§ **Given request**
Gather up every line that includes the string "image".

╭─ Material for this exercise

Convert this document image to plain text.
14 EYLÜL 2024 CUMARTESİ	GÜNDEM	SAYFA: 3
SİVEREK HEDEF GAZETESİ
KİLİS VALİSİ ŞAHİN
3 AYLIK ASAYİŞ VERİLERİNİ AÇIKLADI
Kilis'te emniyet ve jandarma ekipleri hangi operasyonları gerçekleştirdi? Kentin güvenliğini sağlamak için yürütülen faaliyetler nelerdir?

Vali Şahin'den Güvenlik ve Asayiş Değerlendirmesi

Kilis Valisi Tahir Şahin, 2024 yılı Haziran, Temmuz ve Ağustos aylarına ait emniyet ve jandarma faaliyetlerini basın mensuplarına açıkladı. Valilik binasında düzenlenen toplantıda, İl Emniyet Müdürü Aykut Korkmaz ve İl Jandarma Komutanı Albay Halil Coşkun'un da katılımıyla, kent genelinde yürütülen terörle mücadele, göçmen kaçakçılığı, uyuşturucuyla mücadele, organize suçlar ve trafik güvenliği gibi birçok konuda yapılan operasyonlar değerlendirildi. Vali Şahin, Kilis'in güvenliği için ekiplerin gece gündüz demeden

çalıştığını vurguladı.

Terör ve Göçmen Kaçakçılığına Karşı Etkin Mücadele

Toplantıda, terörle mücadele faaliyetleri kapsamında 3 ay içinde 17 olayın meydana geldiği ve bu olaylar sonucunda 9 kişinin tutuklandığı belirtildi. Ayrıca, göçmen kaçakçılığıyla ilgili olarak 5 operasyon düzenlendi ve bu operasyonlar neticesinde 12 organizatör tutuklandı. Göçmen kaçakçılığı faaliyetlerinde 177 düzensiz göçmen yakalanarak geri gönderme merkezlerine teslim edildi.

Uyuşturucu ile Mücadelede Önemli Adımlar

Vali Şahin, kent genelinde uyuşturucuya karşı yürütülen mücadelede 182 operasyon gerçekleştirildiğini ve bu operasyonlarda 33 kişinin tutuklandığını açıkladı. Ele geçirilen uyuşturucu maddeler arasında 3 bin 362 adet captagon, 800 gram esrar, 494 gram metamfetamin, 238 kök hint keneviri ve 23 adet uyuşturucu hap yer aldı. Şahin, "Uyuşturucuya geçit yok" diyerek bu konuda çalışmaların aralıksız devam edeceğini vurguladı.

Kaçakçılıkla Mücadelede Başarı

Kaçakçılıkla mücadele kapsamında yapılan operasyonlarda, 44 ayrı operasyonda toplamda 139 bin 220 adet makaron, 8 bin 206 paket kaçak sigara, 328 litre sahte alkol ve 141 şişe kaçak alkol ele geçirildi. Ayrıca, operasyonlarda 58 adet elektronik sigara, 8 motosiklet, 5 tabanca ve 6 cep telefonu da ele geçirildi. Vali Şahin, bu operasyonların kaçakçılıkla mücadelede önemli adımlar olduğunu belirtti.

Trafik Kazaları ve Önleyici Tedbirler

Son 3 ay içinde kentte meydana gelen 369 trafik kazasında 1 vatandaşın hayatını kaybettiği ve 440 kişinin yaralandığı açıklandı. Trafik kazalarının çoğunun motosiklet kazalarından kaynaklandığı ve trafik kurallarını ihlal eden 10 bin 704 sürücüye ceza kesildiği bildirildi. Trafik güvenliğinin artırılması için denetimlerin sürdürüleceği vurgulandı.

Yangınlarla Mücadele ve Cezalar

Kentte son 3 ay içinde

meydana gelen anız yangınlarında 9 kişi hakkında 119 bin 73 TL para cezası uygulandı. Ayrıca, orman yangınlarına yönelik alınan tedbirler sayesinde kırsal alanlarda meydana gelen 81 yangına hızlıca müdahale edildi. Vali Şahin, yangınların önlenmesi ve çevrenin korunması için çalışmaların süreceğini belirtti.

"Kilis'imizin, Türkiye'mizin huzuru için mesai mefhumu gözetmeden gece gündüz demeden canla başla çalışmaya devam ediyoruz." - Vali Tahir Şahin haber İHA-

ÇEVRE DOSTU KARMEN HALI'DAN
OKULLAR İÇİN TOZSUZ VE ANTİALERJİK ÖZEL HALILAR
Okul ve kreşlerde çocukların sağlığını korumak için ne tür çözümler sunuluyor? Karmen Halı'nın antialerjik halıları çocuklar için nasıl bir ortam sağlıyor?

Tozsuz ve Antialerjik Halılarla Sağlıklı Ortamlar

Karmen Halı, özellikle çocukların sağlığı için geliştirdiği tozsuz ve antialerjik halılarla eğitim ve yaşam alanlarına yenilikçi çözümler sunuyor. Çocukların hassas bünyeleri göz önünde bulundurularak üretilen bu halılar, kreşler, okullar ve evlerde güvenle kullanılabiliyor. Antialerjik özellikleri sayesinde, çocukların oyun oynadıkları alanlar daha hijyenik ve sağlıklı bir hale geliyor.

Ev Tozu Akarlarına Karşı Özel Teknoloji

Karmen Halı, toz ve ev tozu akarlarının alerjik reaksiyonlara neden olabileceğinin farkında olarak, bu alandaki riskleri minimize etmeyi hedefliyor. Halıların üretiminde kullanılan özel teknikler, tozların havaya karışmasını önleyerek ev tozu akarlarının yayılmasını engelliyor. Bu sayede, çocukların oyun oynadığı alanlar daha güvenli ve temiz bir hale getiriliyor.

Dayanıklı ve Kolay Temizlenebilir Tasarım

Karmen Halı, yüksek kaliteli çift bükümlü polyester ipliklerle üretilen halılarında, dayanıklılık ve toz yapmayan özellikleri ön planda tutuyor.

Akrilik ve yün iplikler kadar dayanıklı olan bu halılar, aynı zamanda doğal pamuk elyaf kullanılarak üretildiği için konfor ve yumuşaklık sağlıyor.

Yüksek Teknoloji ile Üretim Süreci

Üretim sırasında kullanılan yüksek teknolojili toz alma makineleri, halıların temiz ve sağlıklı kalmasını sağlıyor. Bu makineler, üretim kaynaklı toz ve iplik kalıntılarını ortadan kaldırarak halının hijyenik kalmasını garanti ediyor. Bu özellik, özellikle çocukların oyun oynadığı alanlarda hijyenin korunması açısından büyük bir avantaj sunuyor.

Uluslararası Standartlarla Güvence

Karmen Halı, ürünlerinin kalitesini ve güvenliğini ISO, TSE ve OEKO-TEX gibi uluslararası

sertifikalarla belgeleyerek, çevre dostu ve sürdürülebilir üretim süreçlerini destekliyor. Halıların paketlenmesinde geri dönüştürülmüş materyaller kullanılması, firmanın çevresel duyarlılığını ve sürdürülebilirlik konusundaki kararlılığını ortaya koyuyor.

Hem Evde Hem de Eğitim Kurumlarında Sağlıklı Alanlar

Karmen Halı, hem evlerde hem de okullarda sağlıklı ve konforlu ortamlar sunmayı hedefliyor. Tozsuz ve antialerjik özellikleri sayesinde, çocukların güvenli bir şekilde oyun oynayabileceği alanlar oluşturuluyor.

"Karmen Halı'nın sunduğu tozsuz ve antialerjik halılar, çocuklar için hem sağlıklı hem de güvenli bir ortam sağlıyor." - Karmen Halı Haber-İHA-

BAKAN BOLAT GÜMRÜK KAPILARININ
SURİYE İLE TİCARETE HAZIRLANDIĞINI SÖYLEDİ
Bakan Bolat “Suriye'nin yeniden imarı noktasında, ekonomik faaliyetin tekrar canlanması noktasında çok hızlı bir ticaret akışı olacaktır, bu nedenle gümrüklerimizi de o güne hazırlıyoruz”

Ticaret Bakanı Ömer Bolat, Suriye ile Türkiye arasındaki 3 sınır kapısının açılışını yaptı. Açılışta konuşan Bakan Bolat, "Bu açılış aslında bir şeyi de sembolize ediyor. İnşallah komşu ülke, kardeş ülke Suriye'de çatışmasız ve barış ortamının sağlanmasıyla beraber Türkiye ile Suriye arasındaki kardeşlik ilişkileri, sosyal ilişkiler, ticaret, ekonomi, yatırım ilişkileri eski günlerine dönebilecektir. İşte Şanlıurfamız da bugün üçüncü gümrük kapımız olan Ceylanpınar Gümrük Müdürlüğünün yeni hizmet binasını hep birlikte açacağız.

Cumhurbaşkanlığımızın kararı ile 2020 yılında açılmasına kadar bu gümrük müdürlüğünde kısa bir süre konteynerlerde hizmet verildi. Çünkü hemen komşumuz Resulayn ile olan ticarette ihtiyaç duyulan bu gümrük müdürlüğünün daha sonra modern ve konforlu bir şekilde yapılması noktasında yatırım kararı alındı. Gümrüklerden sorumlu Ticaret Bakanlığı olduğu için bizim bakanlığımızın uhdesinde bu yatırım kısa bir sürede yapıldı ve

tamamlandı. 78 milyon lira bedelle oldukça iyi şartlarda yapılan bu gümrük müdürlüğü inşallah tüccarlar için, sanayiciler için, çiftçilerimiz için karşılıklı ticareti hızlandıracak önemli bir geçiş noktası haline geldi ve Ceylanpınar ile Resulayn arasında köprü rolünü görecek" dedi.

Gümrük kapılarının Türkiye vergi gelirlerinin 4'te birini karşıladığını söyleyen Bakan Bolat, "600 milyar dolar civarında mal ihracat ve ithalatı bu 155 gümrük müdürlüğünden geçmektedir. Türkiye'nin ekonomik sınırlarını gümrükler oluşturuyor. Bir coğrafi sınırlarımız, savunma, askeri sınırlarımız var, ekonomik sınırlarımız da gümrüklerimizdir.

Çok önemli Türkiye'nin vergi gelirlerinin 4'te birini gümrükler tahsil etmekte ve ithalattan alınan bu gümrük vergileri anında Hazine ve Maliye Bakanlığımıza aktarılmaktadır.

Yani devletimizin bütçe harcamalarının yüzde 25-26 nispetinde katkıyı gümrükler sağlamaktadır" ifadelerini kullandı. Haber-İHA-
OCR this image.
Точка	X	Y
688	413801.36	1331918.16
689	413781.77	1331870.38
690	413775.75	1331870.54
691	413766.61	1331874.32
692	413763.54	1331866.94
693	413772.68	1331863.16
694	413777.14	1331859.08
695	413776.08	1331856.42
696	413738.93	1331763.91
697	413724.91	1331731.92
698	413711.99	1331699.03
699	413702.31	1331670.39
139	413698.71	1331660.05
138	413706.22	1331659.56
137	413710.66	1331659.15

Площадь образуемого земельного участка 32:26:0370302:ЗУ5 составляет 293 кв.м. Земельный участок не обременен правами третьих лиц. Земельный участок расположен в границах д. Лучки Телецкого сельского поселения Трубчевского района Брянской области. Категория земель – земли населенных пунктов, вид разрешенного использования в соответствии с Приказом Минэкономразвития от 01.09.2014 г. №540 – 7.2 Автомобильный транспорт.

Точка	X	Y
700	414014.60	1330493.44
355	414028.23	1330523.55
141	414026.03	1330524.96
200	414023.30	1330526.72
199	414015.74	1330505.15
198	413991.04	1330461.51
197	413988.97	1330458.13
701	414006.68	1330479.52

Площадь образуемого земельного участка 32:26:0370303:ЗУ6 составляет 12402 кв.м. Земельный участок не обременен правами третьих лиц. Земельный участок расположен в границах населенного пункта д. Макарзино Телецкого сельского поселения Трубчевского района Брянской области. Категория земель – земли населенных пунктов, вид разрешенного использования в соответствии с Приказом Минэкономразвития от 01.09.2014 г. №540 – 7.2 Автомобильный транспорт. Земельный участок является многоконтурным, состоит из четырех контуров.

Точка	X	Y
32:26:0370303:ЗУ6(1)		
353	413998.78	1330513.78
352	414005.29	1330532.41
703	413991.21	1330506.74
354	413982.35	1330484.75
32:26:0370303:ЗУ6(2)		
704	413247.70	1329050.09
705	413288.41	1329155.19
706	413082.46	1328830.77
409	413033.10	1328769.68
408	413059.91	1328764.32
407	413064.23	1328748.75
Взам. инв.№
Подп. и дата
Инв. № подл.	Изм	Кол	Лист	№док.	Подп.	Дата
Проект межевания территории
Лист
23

╰─

§ **Exercise result**
Convert this document image to plain text.
OCR this image.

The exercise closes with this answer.